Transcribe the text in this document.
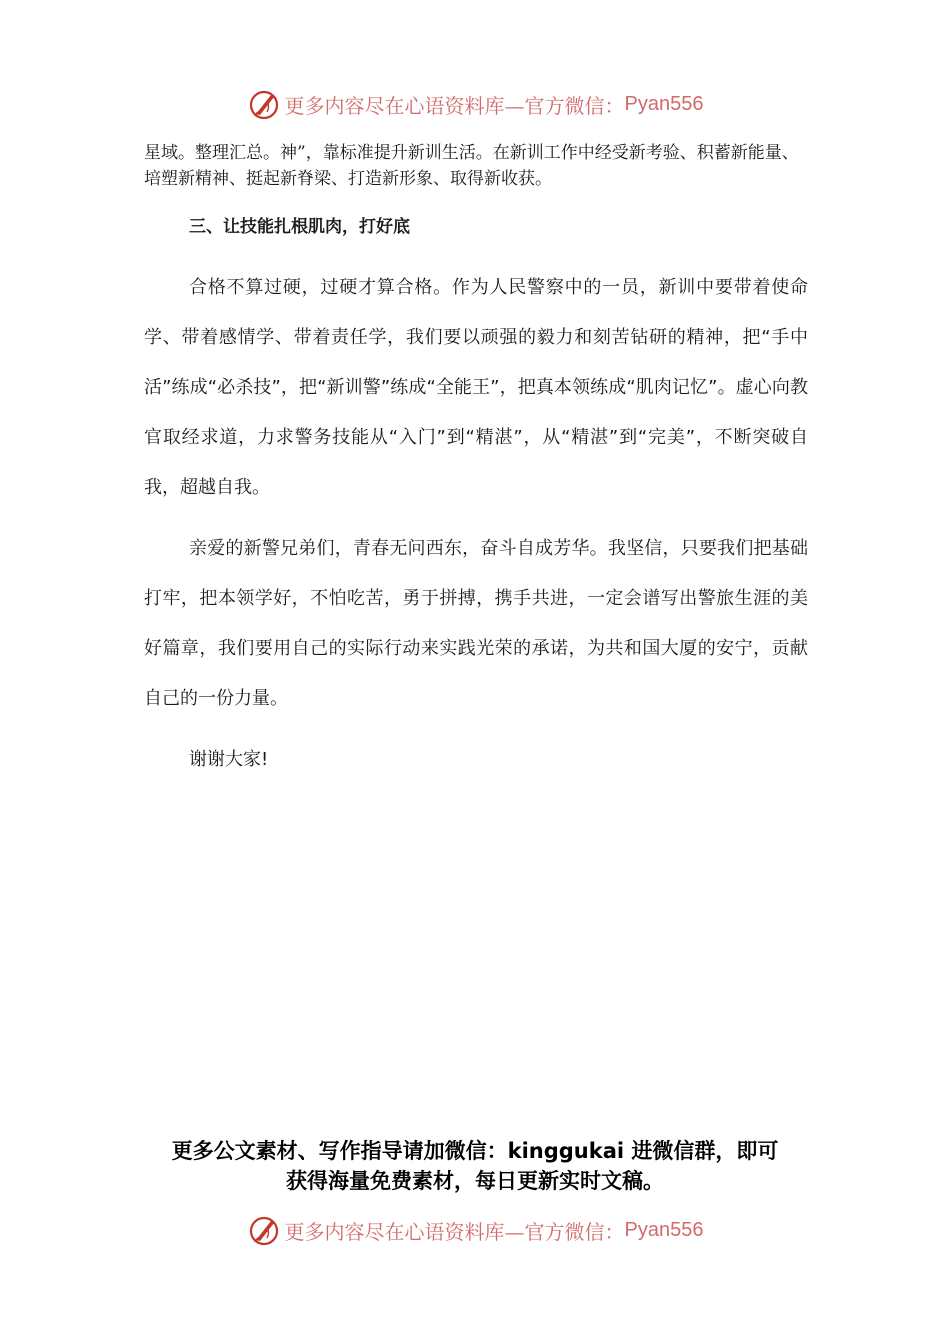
更多内容尽在心语资料库—官方微信： Pyan556

星域。整理汇总。神”，靠标准提升新训生活。在新训工作中经受新考验、积蓄新能量、培塑新精神、挺起新脊梁、打造新形象、取得新收获。

三、让技能扎根肌肉，打好底

合格不算过硬，过硬才算合格。作为人民警察中的一员，新训中要带着使命学、带着感情学、带着责任学，我们要以顽强的毅力和刻苦钻研的精神，把“手中活”练成“必杀技”，把“新训警”练成“全能王”，把真本领练成“肌肉记忆”。虚心向教官取经求道，力求警务技能从“入门”到“精湛”，从“精湛”到“完美”，不断突破自我，超越自我。

亲爱的新警兄弟们，青春无问西东，奋斗自成芳华。我坚信，只要我们把基础打牢，把本领学好，不怕吃苦，勇于拼搏，携手共进，一定会谱写出警旅生涯的美好篇章，我们要用自己的实际行动来实践光荣的承诺，为共和国大厦的安宁，贡献自己的一份力量。

谢谢大家!

更多公文素材、写作指导请加微信：kinggukai 进微信群，即可
获得海量免费素材，每日更新实时文稿。
更多内容尽在心语资料库—官方微信： Pyan556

• [Exercise prompt]
Restate the data above word for word. Do not include the images.

• [Response to the task]
Transcribe the text in this document.
更多内容尽在心语资料库—官方微信： Pyan556

星域。整理汇总。神”，靠标准提升新训生活。在新训工作中经受新考验、积蓄新能量、培塑新精神、挺起新脊梁、打造新形象、取得新收获。

三、让技能扎根肌肉，打好底

合格不算过硬，过硬才算合格。作为人民警察中的一员，新训中要带着使命学、带着感情学、带着责任学，我们要以顽强的毅力和刻苦钻研的精神，把“手中活”练成“必杀技”，把“新训警”练成“全能王”，把真本领练成“肌肉记忆”。虚心向教官取经求道，力求警务技能从“入门”到“精湛”，从“精湛”到“完美”，不断突破自我，超越自我。

亲爱的新警兄弟们，青春无问西东，奋斗自成芳华。我坚信，只要我们把基础打牢，把本领学好，不怕吃苦，勇于拼搏，携手共进，一定会谱写出警旅生涯的美好篇章，我们要用自己的实际行动来实践光荣的承诺，为共和国大厦的安宁，贡献自己的一份力量。

谢谢大家!

更多公文素材、写作指导请加微信：kinggukai 进微信群，即可
获得海量免费素材，每日更新实时文稿。
更多内容尽在心语资料库—官方微信： Pyan556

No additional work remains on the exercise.